TASK DIRECTIONS:
Locate each line below that includes "Планируемый" and reproduce it.

** START THE RECORDS **

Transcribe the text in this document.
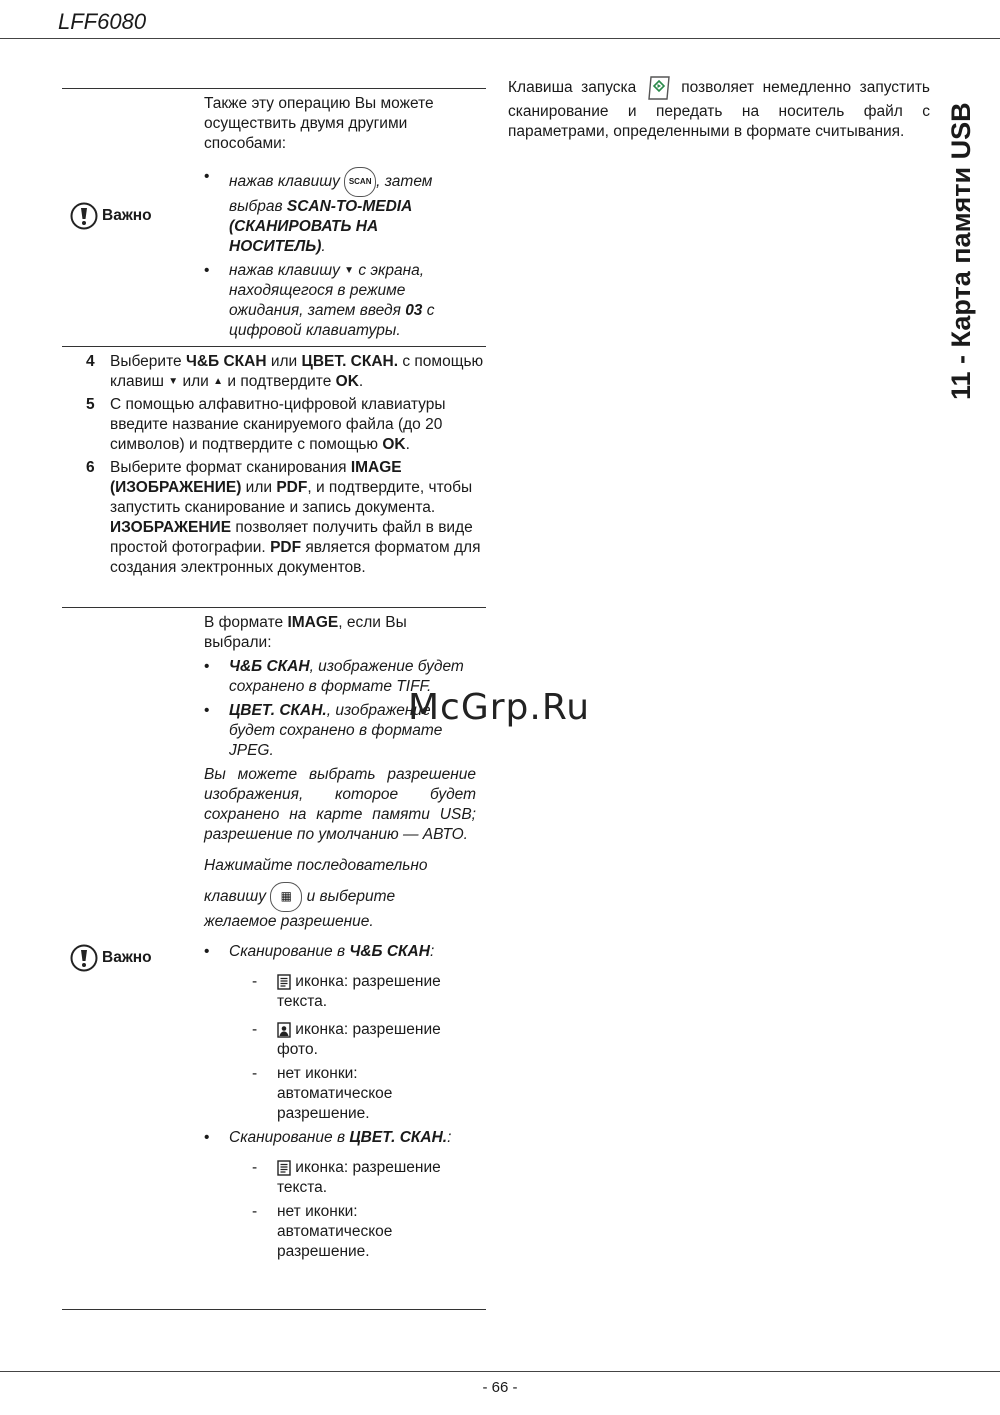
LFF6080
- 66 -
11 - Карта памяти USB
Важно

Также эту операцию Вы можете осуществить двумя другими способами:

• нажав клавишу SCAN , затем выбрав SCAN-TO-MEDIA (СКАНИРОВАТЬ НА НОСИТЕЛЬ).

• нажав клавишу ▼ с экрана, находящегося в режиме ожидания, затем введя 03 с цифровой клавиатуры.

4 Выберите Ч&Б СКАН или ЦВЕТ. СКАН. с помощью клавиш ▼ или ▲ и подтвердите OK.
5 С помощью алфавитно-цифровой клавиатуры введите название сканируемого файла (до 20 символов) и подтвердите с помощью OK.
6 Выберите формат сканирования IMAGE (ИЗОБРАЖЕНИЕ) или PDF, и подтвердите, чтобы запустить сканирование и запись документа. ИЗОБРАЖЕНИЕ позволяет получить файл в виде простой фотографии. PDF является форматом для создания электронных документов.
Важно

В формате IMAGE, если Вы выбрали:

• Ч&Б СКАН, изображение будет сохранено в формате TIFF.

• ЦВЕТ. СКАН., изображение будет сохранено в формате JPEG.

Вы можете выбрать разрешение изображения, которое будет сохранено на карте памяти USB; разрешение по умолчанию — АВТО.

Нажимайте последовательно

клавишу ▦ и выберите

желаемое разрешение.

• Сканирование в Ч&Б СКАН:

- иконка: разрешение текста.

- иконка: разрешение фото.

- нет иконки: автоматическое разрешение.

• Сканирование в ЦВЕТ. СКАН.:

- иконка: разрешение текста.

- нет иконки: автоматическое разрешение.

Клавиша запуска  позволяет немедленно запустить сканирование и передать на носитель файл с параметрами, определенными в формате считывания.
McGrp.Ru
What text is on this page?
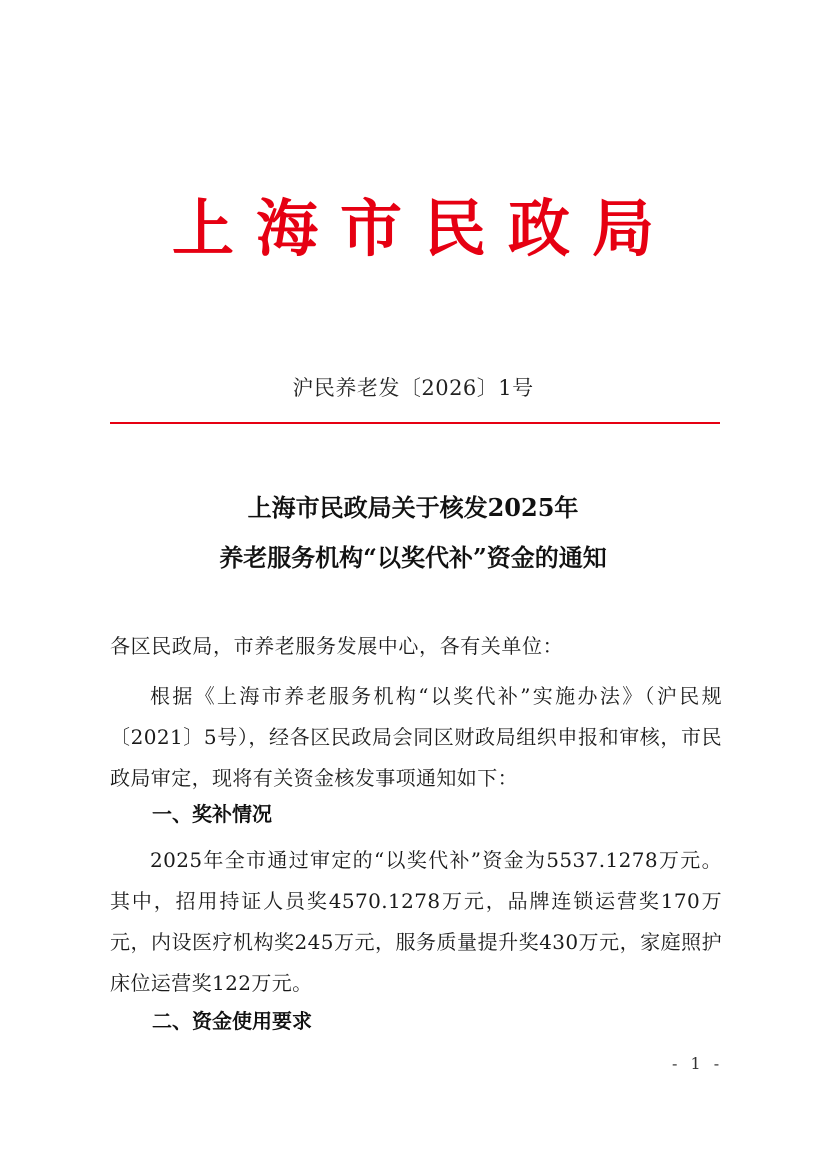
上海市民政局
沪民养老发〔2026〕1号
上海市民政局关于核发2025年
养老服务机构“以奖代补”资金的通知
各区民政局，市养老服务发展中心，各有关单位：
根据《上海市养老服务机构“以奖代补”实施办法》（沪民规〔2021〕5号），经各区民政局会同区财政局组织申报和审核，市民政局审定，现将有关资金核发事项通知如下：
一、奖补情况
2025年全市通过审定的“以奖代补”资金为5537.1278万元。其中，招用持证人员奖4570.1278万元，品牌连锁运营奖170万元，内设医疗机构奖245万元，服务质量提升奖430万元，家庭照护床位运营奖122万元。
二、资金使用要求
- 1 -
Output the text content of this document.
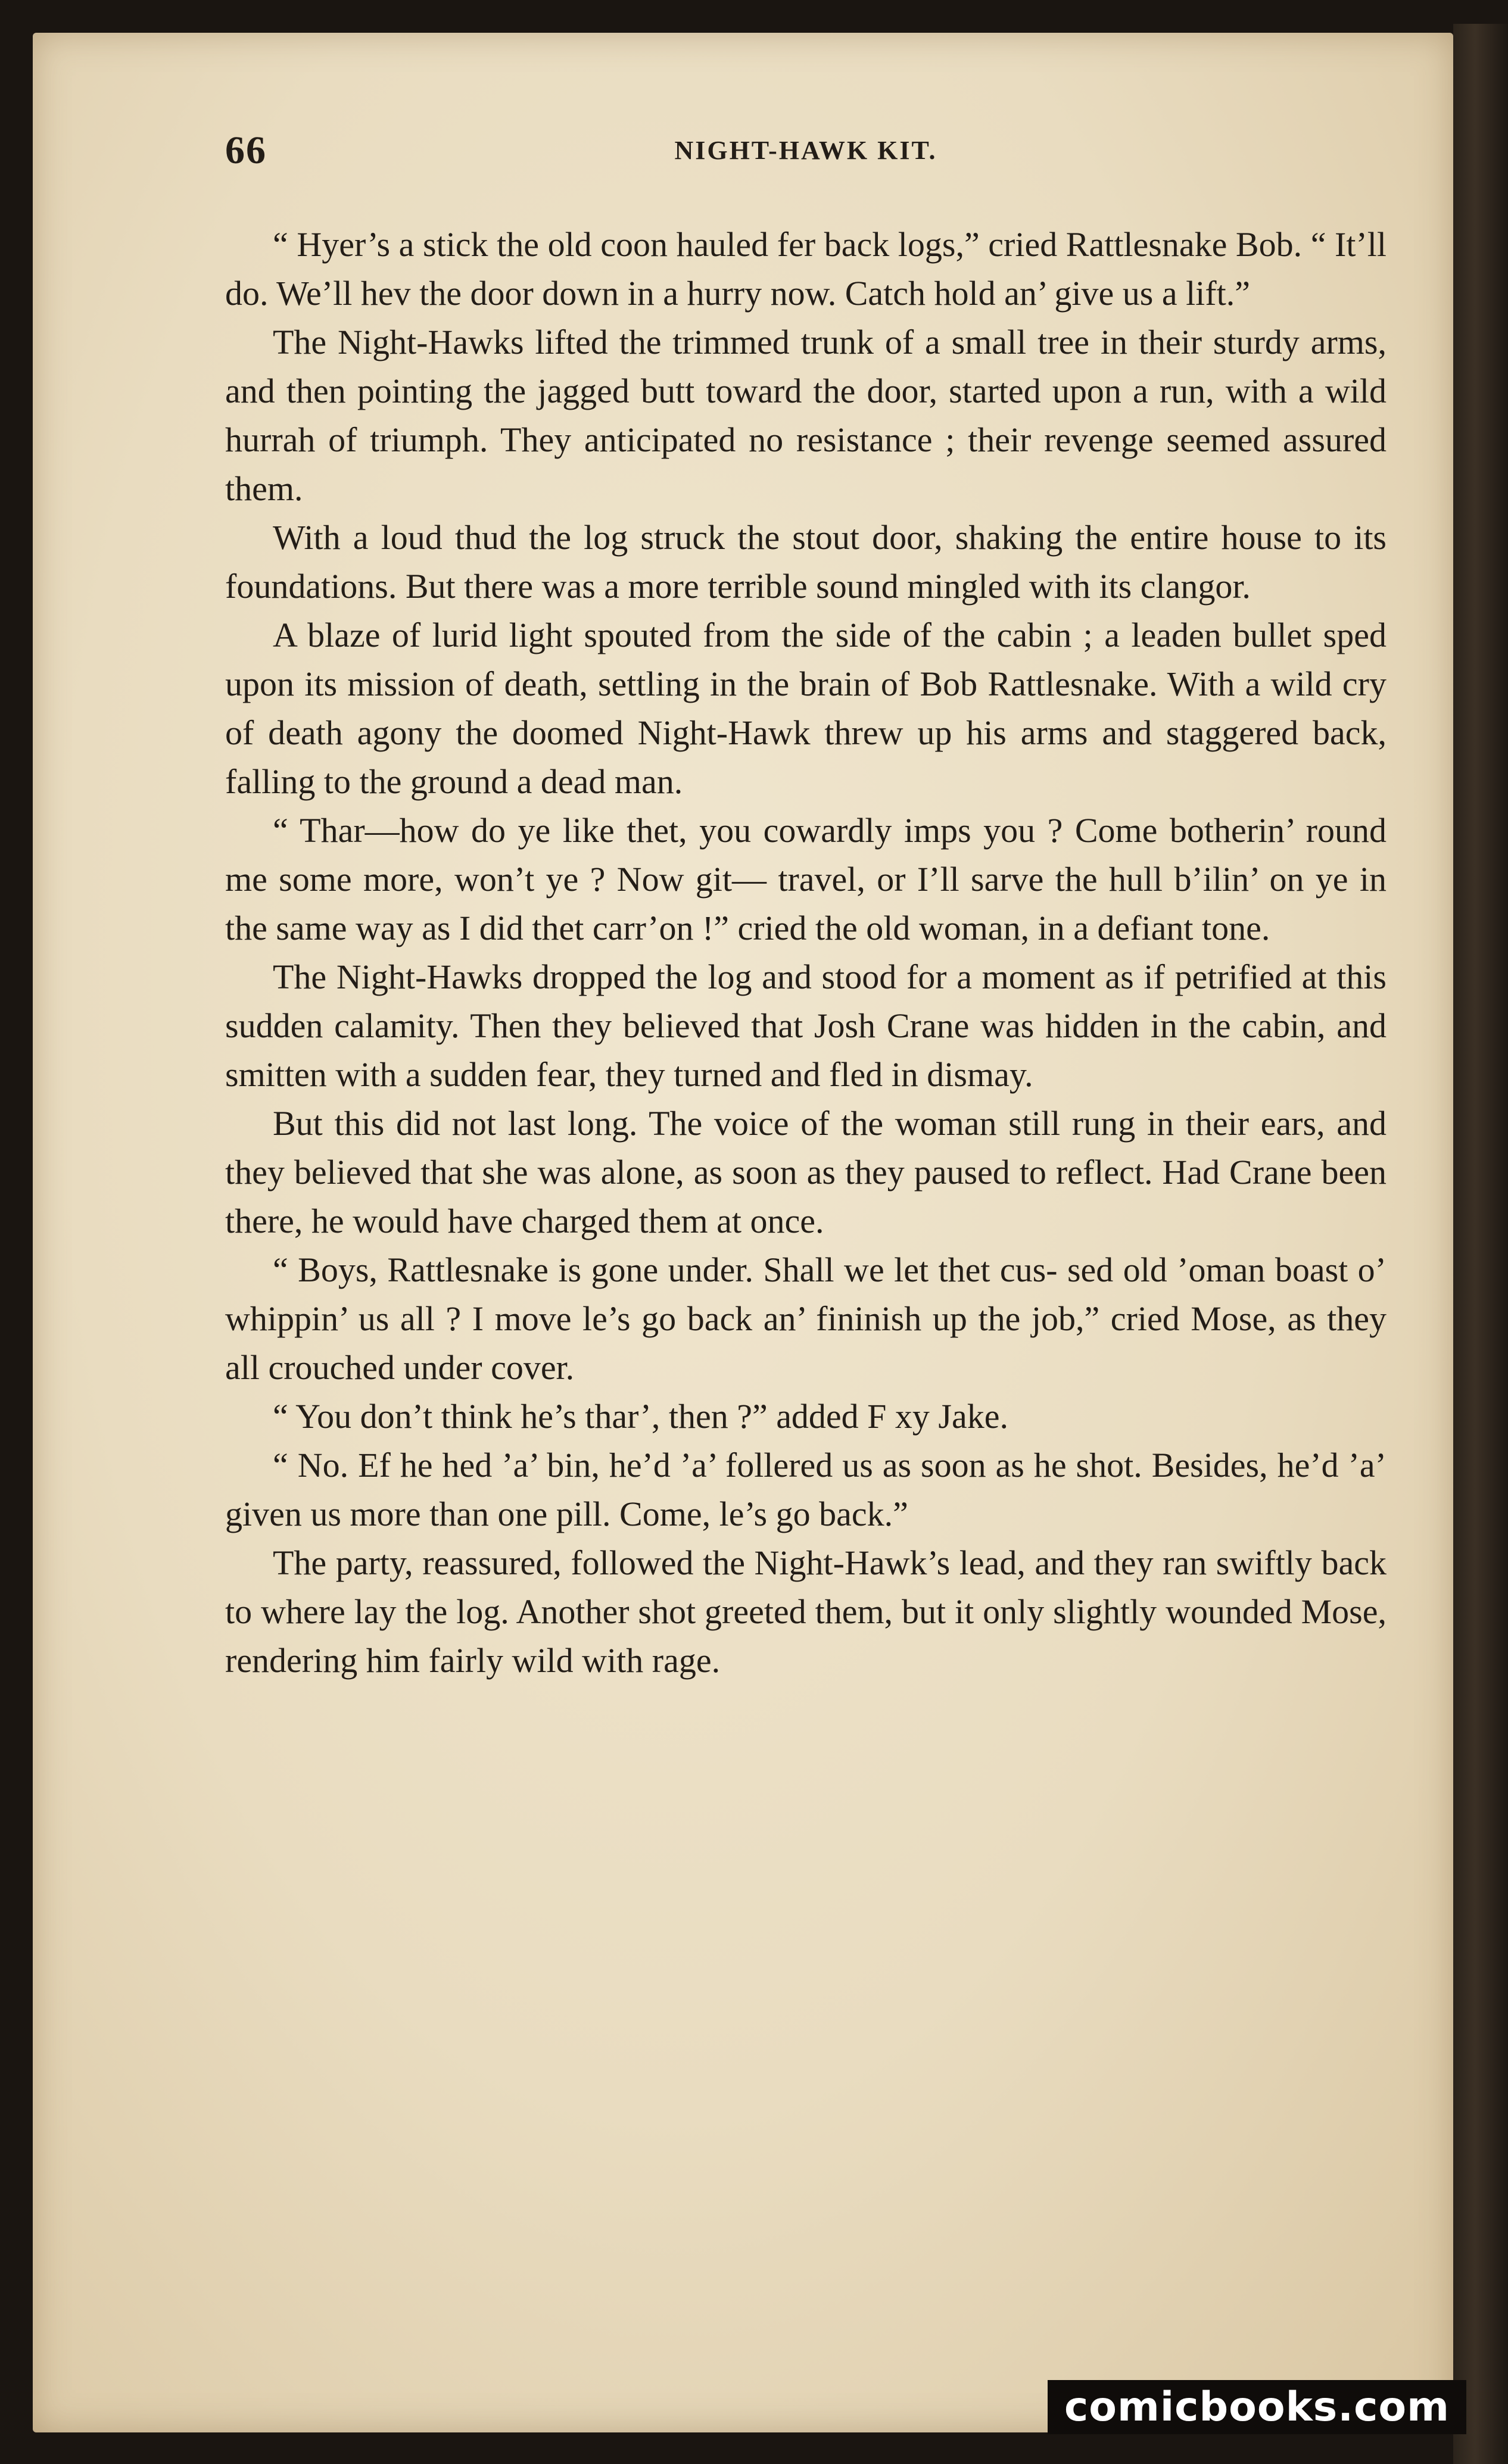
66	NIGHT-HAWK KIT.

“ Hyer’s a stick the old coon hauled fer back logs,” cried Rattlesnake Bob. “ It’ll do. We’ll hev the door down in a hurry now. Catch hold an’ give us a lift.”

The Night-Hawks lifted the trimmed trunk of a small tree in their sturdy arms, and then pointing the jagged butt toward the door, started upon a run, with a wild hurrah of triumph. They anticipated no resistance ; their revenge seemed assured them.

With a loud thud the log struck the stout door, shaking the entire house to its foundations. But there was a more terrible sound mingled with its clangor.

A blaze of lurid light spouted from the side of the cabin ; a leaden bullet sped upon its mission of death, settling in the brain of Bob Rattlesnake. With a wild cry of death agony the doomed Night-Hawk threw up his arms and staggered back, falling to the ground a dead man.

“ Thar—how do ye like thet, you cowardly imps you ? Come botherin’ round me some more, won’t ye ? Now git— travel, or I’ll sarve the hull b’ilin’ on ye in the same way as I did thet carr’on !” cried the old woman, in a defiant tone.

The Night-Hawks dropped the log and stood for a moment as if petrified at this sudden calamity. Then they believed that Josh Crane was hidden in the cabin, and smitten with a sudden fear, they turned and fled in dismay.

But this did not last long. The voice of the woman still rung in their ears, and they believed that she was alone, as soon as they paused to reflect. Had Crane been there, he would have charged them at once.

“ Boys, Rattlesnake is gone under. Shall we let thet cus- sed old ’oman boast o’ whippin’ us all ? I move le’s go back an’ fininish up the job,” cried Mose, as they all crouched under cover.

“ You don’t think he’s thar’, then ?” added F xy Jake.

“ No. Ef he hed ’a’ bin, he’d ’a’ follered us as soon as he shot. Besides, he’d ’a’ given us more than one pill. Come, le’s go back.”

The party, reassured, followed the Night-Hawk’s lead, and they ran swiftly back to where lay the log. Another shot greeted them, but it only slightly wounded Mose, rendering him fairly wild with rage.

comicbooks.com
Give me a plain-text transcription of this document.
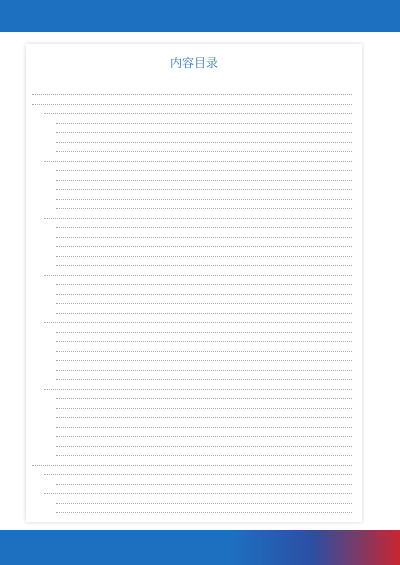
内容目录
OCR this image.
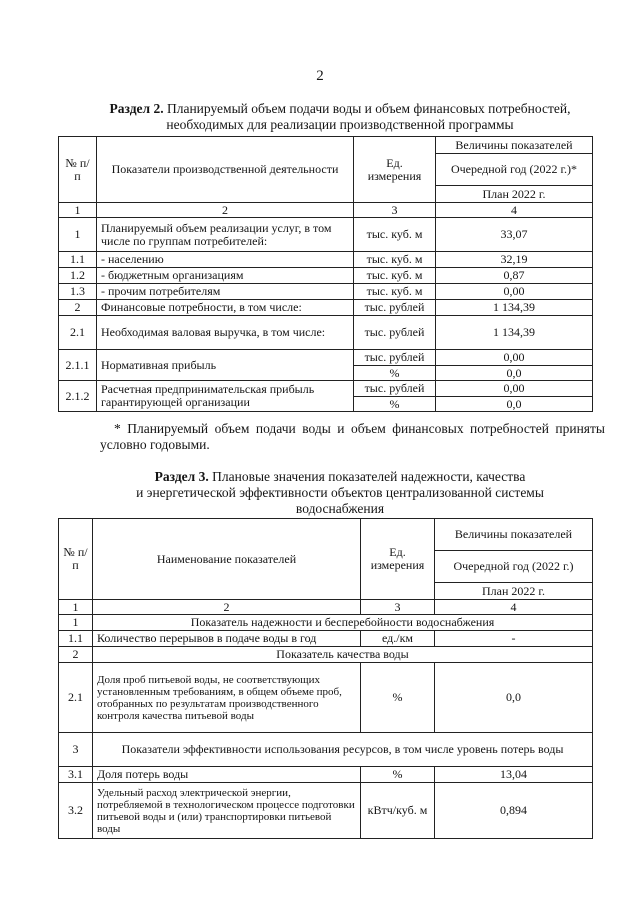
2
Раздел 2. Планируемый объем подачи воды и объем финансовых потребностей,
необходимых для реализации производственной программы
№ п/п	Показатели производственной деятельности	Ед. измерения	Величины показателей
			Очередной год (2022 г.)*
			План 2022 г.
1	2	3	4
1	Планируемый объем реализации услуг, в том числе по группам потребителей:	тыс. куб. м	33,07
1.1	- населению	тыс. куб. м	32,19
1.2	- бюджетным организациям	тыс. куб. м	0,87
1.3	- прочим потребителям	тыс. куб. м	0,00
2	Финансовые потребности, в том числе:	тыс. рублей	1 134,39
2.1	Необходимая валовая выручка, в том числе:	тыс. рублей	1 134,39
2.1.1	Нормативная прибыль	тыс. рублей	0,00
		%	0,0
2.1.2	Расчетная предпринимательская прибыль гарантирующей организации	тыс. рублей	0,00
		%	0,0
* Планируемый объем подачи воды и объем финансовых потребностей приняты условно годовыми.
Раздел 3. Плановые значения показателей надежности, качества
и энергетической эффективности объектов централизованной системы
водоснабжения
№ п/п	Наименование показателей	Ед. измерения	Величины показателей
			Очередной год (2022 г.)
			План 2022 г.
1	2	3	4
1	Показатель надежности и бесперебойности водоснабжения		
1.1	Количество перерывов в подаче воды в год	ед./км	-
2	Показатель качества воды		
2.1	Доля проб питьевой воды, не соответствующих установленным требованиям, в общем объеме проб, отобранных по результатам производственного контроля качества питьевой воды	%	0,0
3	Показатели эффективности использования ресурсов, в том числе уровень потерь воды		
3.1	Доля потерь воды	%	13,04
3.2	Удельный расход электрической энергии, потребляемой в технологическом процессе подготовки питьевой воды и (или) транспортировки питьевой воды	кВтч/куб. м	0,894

** END THE RECORDS **

SOLUTION TO THIS TASK:
Раздел 2. Планируемый объем подачи воды и объем финансовых потребностей,
1	Планируемый объем реализации услуг, в том числе по группам потребителей:	тыс. куб. м	33,07
* Планируемый объем подачи воды и объем финансовых потребностей приняты условно годовыми.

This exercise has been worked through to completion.